** begin SELECTED PASSAGE **

Menu

#792 dns cache memory leak and TTL failure after failed conn

closed-fixed
libcurl (356)
5
2014-12-18
2008-12-10
No

After a failed connection attempt, the DNS cache entry appears never to be unlocked. This results in a memory leak and an ever-increasing inuse count. And, since the cache entry can only ever be pruned when both the TTL (DNS_CACHE_TIMEOUT) is expired and inuse=0, the hostname will never be reresolved for the lifetime of that DNS cache.

I have attached a simple program that demonstrates the problem. It takes a URL to download on the command line. Make sure the hostname resolves to an IP that just times out. If you change the hostname's resolution, libcurl continues trying to connect to the original IP forever (as observed by netstat, for example). Also, adding debug print to url.c shows the increasing "inuse" count.

My patch to solve this issue is included below, though you may prefer to solve the problem a different way. (I have only lightly tested the patch at this point.)

** end SELECTED PASSAGE **
** begin SUPPLIED RECORDS **

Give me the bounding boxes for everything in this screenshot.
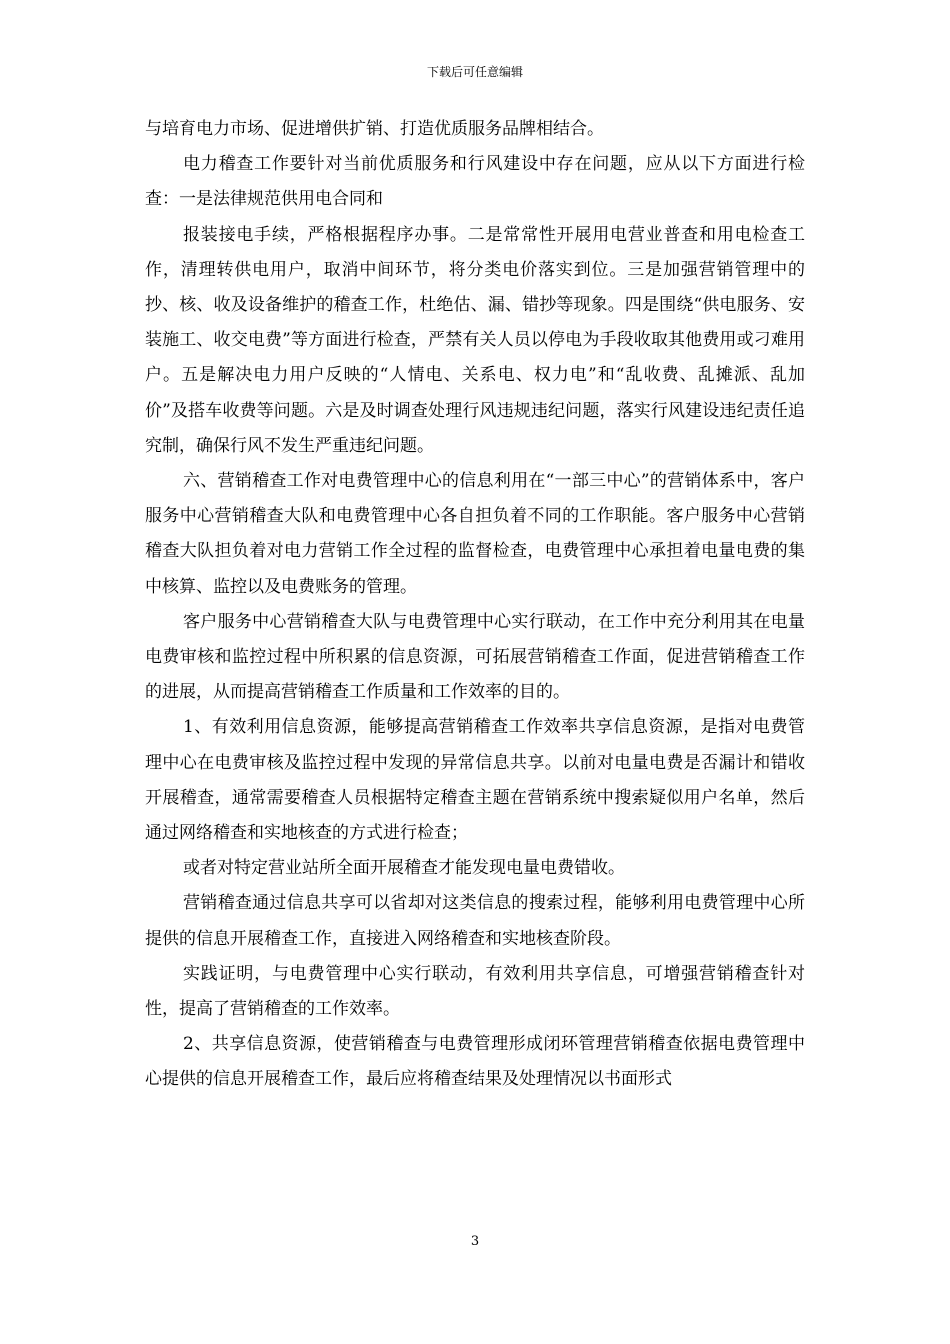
page-header: 下载后可任意编辑	[426, 65, 523, 79]
paragraph-7: 或者对特定营业站所全面开展稽查才能发现电量电费错收。	[183, 858, 625, 879]
paragraph-4: 六、营销稽查工作对电费管理中心的信息利用在“一部三中心”的营销体系中，客户服务中心营销稽查大队和电费管理中心各自担负着不同的工作职能。客户服务中心营销稽查大队担负着对电力营销工作全过程的监督检查，电费管理中心承担着电量电费的集中核算、监控以及电费账务的管理。	[145, 471, 805, 597]
paragraph-1: 与培育电力市场、促进增供扩销、打造优质服务品牌相结合。	[145, 119, 604, 139]
paragraph-9: 实践证明，与电费管理中心实行联动，有效利用共享信息，可增强营销稽查针对性，提高了营销稽查的工作效率。	[145, 963, 805, 1020]
paragraph-3: 报装接电手续，严格根据程序办事。二是常常性开展用电营业普查和用电检查工作，清理转供电用户，取消中间环节，将分类电价落实到位。三是加强营销管理中的抄、核、收及设备维护的稽查工作，杜绝估、漏、错抄等现象。四是围绕“供电服务、安装施工、收交电费”等方面进行检查，严禁有关人员以停电为手段收取其他费用或刁难用户。五是解决电力用户反映的“人情电、关系电、权力电”和“乱收费、乱摊派、乱加价”及搭车收费等问题。六是及时调查处理行风违规违纪问题，落实行风建设违纪责任追究制，确保行风不发生严重违纪问题。	[145, 224, 805, 456]
paragraph-10: 2、共享信息资源，使营销稽查与电费管理形成闭环管理营销稽查依据电费管理中心提供的信息开展稽查工作，最后应将稽查结果及处理情况以书面形式	[145, 1034, 805, 1090]
paragraph-8: 营销稽查通过信息共享可以省却对这类信息的搜索过程，能够利用电费管理中心所提供的信息开展稽查工作，直接进入网络稽查和实地核查阶段。	[145, 893, 805, 949]
paragraph-6: 1、有效利用信息资源，能够提高营销稽查工作效率共享信息资源，是指对电费管理中心在电费审核及监控过程中发现的异常信息共享。以前对电量电费是否漏计和错收开展稽查，通常需要稽查人员根据特定稽查主题在营销系统中搜索疑似用户名单，然后通过网络稽查和实地核查的方式进行检查；	[145, 717, 805, 844]
paragraph-2: 电力稽查工作要针对当前优质服务和行风建设中存在问题，应从以下方面进行检查：一是法律规范供用电合同和	[145, 154, 805, 210]
page-number: 3	[470, 1234, 480, 1249]
document-body	[145, 112, 805, 1098]
paragraph-5: 客户服务中心营销稽查大队与电费管理中心实行联动，在工作中充分利用其在电量电费审核和监控过程中所积累的信息资源，可拓展营销稽查工作面，促进营销稽查工作的进展，从而提高营销稽查工作质量和工作效率的目的。	[145, 611, 805, 703]
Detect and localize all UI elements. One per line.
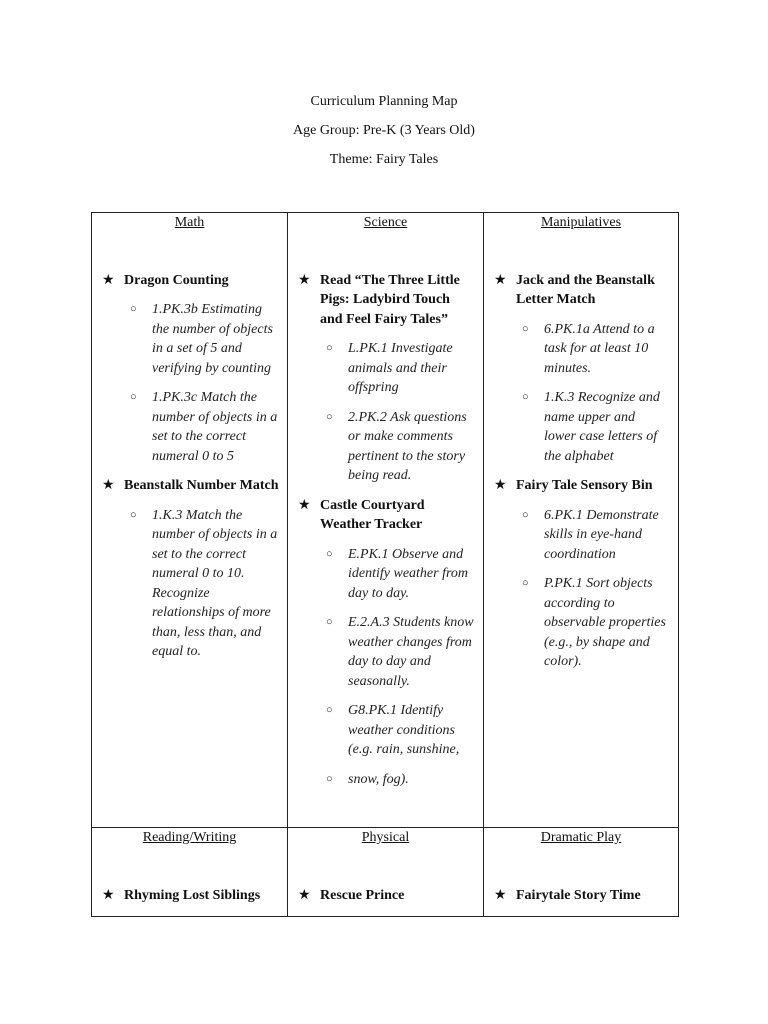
column-heading-math: Math	[174, 215, 205, 230]
dramatic-play-cell	[484, 828, 679, 917]
activity: ★ Fairy Tale Sensory Bin	[494, 476, 670, 496]
table-row	[92, 213, 679, 828]
column-heading-reading-writing: Reading/Writing	[142, 830, 237, 845]
activity: ★ Rescue Prince	[298, 886, 475, 906]
manipulatives-cell	[484, 213, 679, 828]
standard: ○ 1.K.3 Match the number of objects in a set to the correct numeral 0 to 10. Recognize relationships of more than, less than, and equal to.	[130, 506, 279, 662]
circle-bullet-icon: ○	[326, 772, 333, 785]
circle-bullet-icon: ○	[326, 342, 333, 354]
circle-bullet-icon: ○	[522, 577, 529, 589]
column-heading-manipulatives: Manipulatives	[540, 215, 622, 230]
curriculum-table	[91, 212, 679, 917]
star-icon: ★	[102, 272, 115, 288]
standard: ○ snow, fog).	[326, 770, 475, 790]
activity: ★ Rhyming Lost Siblings	[102, 886, 279, 906]
circle-bullet-icon: ○	[522, 391, 529, 403]
column-heading-physical: Physical	[361, 830, 410, 845]
star-icon: ★	[298, 887, 311, 903]
standard: ○ 2.PK.2 Ask questions or make comments pertinent to the story being read.	[326, 408, 475, 486]
age-group: Age Group: Pre-K (3 Years Old)	[293, 123, 475, 138]
standard: ○ 1.K.3 Recognize and name upper and lower case letters of the alphabet	[522, 388, 670, 466]
standard: ○ E.PK.1 Observe and identify weather from day to day.	[326, 545, 475, 604]
standard: ○ 1.PK.3c Match the number of objects in a set to the correct numeral 0 to 5	[130, 388, 279, 466]
star-icon: ★	[298, 497, 311, 513]
star-icon: ★	[494, 272, 507, 288]
star-icon: ★	[494, 478, 507, 493]
activity: ★ Read “The Three Little Pigs: Ladybird Touch and Feel Fairy Tales”	[298, 271, 475, 330]
circle-bullet-icon: ○	[326, 704, 333, 716]
activity: ★ Dragon Counting	[102, 271, 279, 291]
math-cell	[92, 213, 288, 828]
science-cell	[288, 213, 484, 828]
reading-writing-cell	[92, 828, 288, 917]
standard: ○ G8.PK.1 Identify weather conditions (e.g. rain, sunshine,	[326, 701, 475, 760]
circle-bullet-icon: ○	[130, 391, 137, 403]
standard: ○ E.2.A.3 Students know weather changes from day to day and seasonally.	[326, 613, 475, 691]
theme: Theme: Fairy Tales	[329, 152, 439, 167]
star-icon: ★	[102, 478, 115, 493]
circle-bullet-icon: ○	[326, 410, 333, 423]
column-heading-science: Science	[363, 215, 408, 230]
circle-bullet-icon: ○	[522, 322, 529, 335]
document-title: Curriculum Planning Map	[310, 94, 458, 109]
star-icon: ★	[298, 272, 311, 288]
standard: ○ 6.PK.1 Demonstrate skills in eye-hand coordination	[522, 506, 670, 565]
star-icon: ★	[102, 887, 115, 903]
activity: ★ Fairytale Story Time	[494, 886, 670, 906]
standard: ○ 6.PK.1a Attend to a task for at least 10 minutes.	[522, 320, 670, 379]
activity: ★ Beanstalk Number Match	[102, 476, 279, 496]
physical-cell	[288, 828, 484, 917]
circle-bullet-icon: ○	[130, 508, 137, 521]
column-heading-dramatic-play: Dramatic Play	[540, 830, 622, 845]
circle-bullet-icon: ○	[522, 508, 529, 521]
circle-bullet-icon: ○	[130, 303, 137, 315]
standard: ○ 1.PK.3b Estimating the number of objects in a set of 5 and verifying by counting	[130, 300, 279, 378]
circle-bullet-icon: ○	[326, 616, 333, 628]
circle-bullet-icon: ○	[326, 547, 333, 560]
standard: ○ P.PK.1 Sort objects according to observable properties (e.g., by shape and color).	[522, 574, 670, 672]
activity: ★ Jack and the Beanstalk Letter Match	[494, 271, 670, 310]
standard: ○ L.PK.1 Investigate animals and their offspring	[326, 339, 475, 398]
activity: ★ Castle Courtyard Weather Tracker	[298, 496, 475, 535]
star-icon: ★	[494, 887, 507, 903]
table-row	[92, 828, 679, 917]
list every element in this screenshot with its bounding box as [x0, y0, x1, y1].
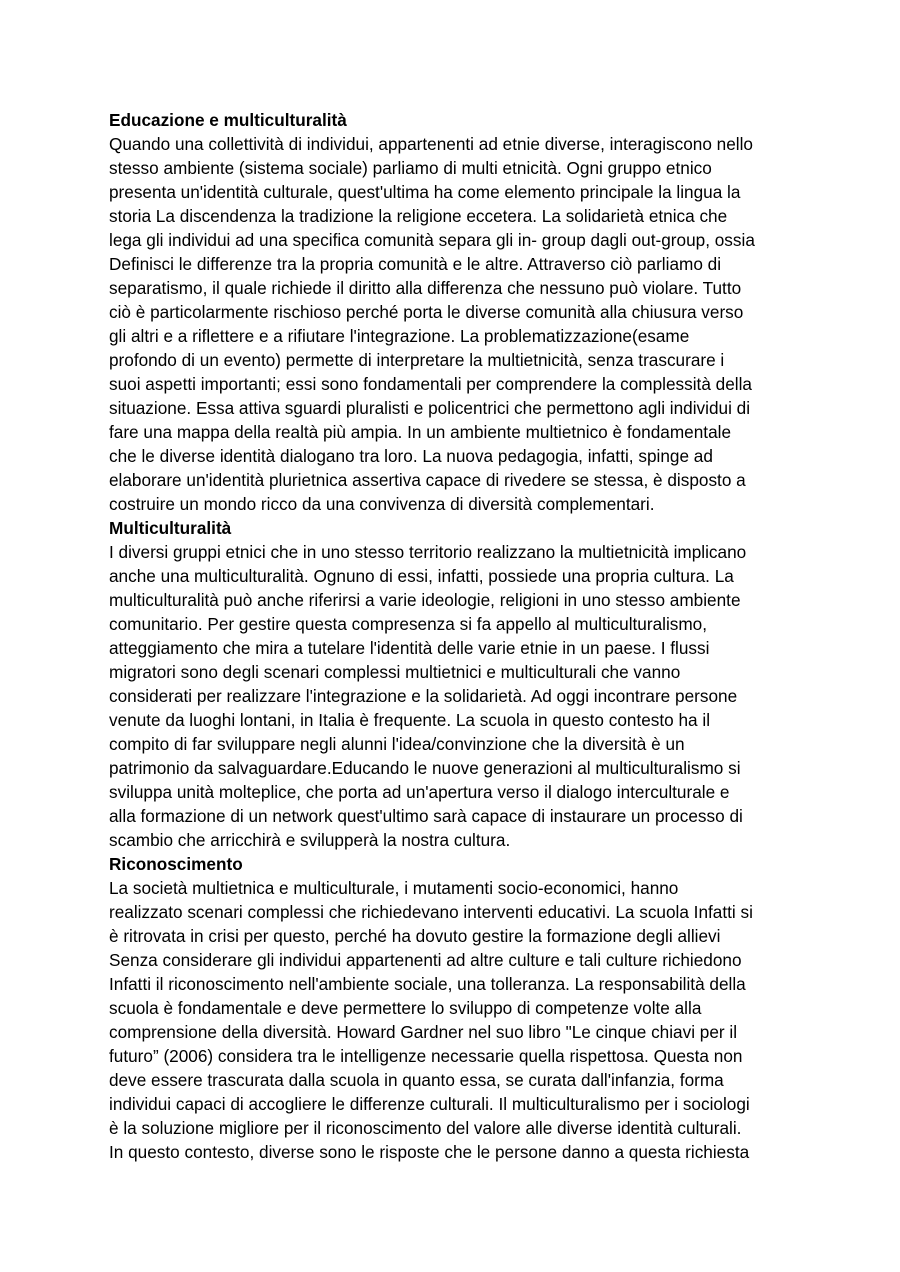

** end SUPPLIED RECORDS **

YOUR OBJECTIVE:
Can you write the next part of the bug report about the libcurl DNS cache leak, starting right after its final sentence?

TASK RESULT:
--- curl-7.19.2.orig/lib/url.c Tue Dec 9 23:10:34 2008
+++ curl-7.19.2/lib/url.c Wed Dec 10 03:16:48 2008
@@ -2699,6 +2699,7 @@ ConnectionStore(struct SessionHandle *da
static CURLcode ConnectPlease(struct SessionHandle *data,
struct connectdata *conn,
struct Curl_dns_entry *hostaddr,
+ bool *hostaddr_used,
bool *connected)
{
CURLcode result;
@@ -2721,6 +2722,12 @@ static CURLcode ConnectPlease(struct Ses
connected);
if(CURLE_OK == result) {
/* All is cool, then we store the current information */
+ if (conn->dns_entry != hostaddr) {
+ if (conn->dns_entry && !*hostaddr_used)
+ Curl_resolv_unlock(data, conn->dns_entry);
+ if (hostaddr)
+ *hostaddr_used = TRUE;
+ }
conn->dns_entry = hostaddr;
conn->ip_addr = addr;

@@ -4354,6 +4361,7 @@ static CURLcode create_conn(struct Sessi

static CURLcode setup_conn(struct connectdata *conn,
struct Curl_dns_entry *hostaddr,
+ bool *hostaddr_used,
bool *protocol_done)
{
CURLcode result=CURLE_OK;
@@ -4406,7 +4414,8 @@ static CURLcode setup_conn(struct connec
* only for the case where we re-use an existing connection and thus
* this code section will not be reached with hostaddr == NULL.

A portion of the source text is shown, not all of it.